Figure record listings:
--

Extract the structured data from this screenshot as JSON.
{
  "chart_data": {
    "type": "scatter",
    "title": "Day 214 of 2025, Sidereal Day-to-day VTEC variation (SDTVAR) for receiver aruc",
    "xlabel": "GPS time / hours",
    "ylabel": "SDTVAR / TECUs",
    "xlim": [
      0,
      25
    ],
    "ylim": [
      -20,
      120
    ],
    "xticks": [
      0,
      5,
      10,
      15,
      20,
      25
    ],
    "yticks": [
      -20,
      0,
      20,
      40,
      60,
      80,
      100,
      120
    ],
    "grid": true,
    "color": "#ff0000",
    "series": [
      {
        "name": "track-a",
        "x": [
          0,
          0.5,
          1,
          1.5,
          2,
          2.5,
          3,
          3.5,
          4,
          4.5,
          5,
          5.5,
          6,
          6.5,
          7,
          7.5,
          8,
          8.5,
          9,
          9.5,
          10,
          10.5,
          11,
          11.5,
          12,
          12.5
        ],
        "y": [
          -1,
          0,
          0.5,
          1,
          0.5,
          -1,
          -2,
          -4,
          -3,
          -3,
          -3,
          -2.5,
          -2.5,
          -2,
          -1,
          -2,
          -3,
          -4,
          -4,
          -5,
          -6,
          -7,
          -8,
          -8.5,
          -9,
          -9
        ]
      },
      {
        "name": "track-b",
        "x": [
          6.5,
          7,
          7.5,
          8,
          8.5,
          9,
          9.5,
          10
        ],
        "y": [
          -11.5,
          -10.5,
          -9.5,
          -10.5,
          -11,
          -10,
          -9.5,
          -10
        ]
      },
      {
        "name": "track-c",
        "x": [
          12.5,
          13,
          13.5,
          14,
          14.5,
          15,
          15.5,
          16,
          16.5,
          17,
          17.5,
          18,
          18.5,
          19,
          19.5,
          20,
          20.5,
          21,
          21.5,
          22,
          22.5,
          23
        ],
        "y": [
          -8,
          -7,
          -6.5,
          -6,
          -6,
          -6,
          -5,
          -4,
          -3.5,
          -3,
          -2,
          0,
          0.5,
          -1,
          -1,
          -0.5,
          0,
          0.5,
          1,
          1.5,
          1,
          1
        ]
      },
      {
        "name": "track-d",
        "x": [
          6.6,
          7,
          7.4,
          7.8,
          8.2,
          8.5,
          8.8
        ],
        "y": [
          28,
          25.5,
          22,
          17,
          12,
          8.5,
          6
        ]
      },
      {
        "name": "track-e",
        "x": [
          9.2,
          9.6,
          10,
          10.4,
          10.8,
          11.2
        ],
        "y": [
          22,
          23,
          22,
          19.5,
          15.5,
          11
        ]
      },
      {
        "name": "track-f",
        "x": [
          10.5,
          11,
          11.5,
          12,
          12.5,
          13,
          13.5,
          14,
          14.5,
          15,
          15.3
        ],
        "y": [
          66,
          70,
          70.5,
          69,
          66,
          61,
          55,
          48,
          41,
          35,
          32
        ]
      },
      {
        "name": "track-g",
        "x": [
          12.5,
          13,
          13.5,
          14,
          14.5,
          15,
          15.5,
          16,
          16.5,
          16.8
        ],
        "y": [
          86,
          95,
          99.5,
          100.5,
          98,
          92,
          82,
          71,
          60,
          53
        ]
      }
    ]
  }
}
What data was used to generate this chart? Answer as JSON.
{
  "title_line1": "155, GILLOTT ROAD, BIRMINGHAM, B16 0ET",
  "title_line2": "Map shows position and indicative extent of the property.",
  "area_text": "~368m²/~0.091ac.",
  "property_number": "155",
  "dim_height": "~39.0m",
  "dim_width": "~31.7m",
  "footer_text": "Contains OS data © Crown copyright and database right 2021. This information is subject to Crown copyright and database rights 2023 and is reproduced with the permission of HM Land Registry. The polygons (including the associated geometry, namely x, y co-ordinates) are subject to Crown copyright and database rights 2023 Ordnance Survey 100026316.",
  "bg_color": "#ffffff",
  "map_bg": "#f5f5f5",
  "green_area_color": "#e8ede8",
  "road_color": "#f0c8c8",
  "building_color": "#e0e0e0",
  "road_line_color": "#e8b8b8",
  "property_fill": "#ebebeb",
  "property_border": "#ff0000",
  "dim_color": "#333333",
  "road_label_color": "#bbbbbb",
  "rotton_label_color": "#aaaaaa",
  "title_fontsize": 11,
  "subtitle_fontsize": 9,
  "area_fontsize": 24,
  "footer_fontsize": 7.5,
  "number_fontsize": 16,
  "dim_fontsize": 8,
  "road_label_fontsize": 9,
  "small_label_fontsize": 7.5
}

--

WRITTEN INSTRUCTION: Your task is to repeat each line of the material exactly.

CORRECT RESPONSE:
Extract the structured data from this screenshot as JSON.
{
  "chart_data": {
    "type": "scatter",
    "title": "Day 214 of 2025, Sidereal Day-to-day VTEC variation (SDTVAR) for receiver aruc",
    "xlabel": "GPS time / hours",
    "ylabel": "SDTVAR / TECUs",
    "xlim": [
      0,
      25
    ],
    "ylim": [
      -20,
      120
    ],
    "xticks": [
      0,
      5,
      10,
      15,
      20,
      25
    ],
    "yticks": [
      -20,
      0,
      20,
      40,
      60,
      80,
      100,
      120
    ],
    "grid": true,
    "color": "#ff0000",
    "series": [
      {
        "name": "track-a",
        "x": [
          0,
          0.5,
          1,
          1.5,
          2,
          2.5,
          3,
          3.5,
          4,
          4.5,
          5,
          5.5,
          6,
          6.5,
          7,
          7.5,
          8,
          8.5,
          9,
          9.5,
          10,
          10.5,
          11,
          11.5,
          12,
          12.5
        ],
        "y": [
          -1,
          0,
          0.5,
          1,
          0.5,
          -1,
          -2,
          -4,
          -3,
          -3,
          -3,
          -2.5,
          -2.5,
          -2,
          -1,
          -2,
          -3,
          -4,
          -4,
          -5,
          -6,
          -7,
          -8,
          -8.5,
          -9,
          -9
        ]
      },
      {
        "name": "track-b",
        "x": [
          6.5,
          7,
          7.5,
          8,
          8.5,
          9,
          9.5,
          10
        ],
        "y": [
          -11.5,
          -10.5,
          -9.5,
          -10.5,
          -11,
          -10,
          -9.5,
          -10
        ]
      },
      {
        "name": "track-c",
        "x": [
          12.5,
          13,
          13.5,
          14,
          14.5,
          15,
          15.5,
          16,
          16.5,
          17,
          17.5,
          18,
          18.5,
          19,
          19.5,
          20,
          20.5,
          21,
          21.5,
          22,
          22.5,
          23
        ],
        "y": [
          -8,
          -7,
          -6.5,
          -6,
          -6,
          -6,
          -5,
          -4,
          -3.5,
          -3,
          -2,
          0,
          0.5,
          -1,
          -1,
          -0.5,
          0,
          0.5,
          1,
          1.5,
          1,
          1
        ]
      },
      {
        "name": "track-d",
        "x": [
          6.6,
          7,
          7.4,
          7.8,
          8.2,
          8.5,
          8.8
        ],
        "y": [
          28,
          25.5,
          22,
          17,
          12,
          8.5,
          6
        ]
      },
      {
        "name": "track-e",
        "x": [
          9.2,
          9.6,
          10,
          10.4,
          10.8,
          11.2
        ],
        "y": [
          22,
          23,
          22,
          19.5,
          15.5,
          11
        ]
      },
      {
        "name": "track-f",
        "x": [
          10.5,
          11,
          11.5,
          12,
          12.5,
          13,
          13.5,
          14,
          14.5,
          15,
          15.3
        ],
        "y": [
          66,
          70,
          70.5,
          69,
          66,
          61,
          55,
          48,
          41,
          35,
          32
        ]
      },
      {
        "name": "track-g",
        "x": [
          12.5,
          13,
          13.5,
          14,
          14.5,
          15,
          15.5,
          16,
          16.5,
          16.8
        ],
        "y": [
          86,
          95,
          99.5,
          100.5,
          98,
          92,
          82,
          71,
          60,
          53
        ]
      }
    ]
  }
}
What data was used to generate this chart? Answer as JSON.
{
  "title_line1": "155, GILLOTT ROAD, BIRMINGHAM, B16 0ET",
  "title_line2": "Map shows position and indicative extent of the property.",
  "area_text": "~368m²/~0.091ac.",
  "property_number": "155",
  "dim_height": "~39.0m",
  "dim_width": "~31.7m",
  "footer_text": "Contains OS data © Crown copyright and database right 2021. This information is subject to Crown copyright and database rights 2023 and is reproduced with the permission of HM Land Registry. The polygons (including the associated geometry, namely x, y co-ordinates) are subject to Crown copyright and database rights 2023 Ordnance Survey 100026316.",
  "bg_color": "#ffffff",
  "map_bg": "#f5f5f5",
  "green_area_color": "#e8ede8",
  "road_color": "#f0c8c8",
  "building_color": "#e0e0e0",
  "road_line_color": "#e8b8b8",
  "property_fill": "#ebebeb",
  "property_border": "#ff0000",
  "dim_color": "#333333",
  "road_label_color": "#bbbbbb",
  "rotton_label_color": "#aaaaaa",
  "title_fontsize": 11,
  "subtitle_fontsize": 9,
  "area_fontsize": 24,
  "footer_fontsize": 7.5,
  "number_fontsize": 16,
  "dim_fontsize": 8,
  "road_label_fontsize": 9,
  "small_label_fontsize": 7.5
}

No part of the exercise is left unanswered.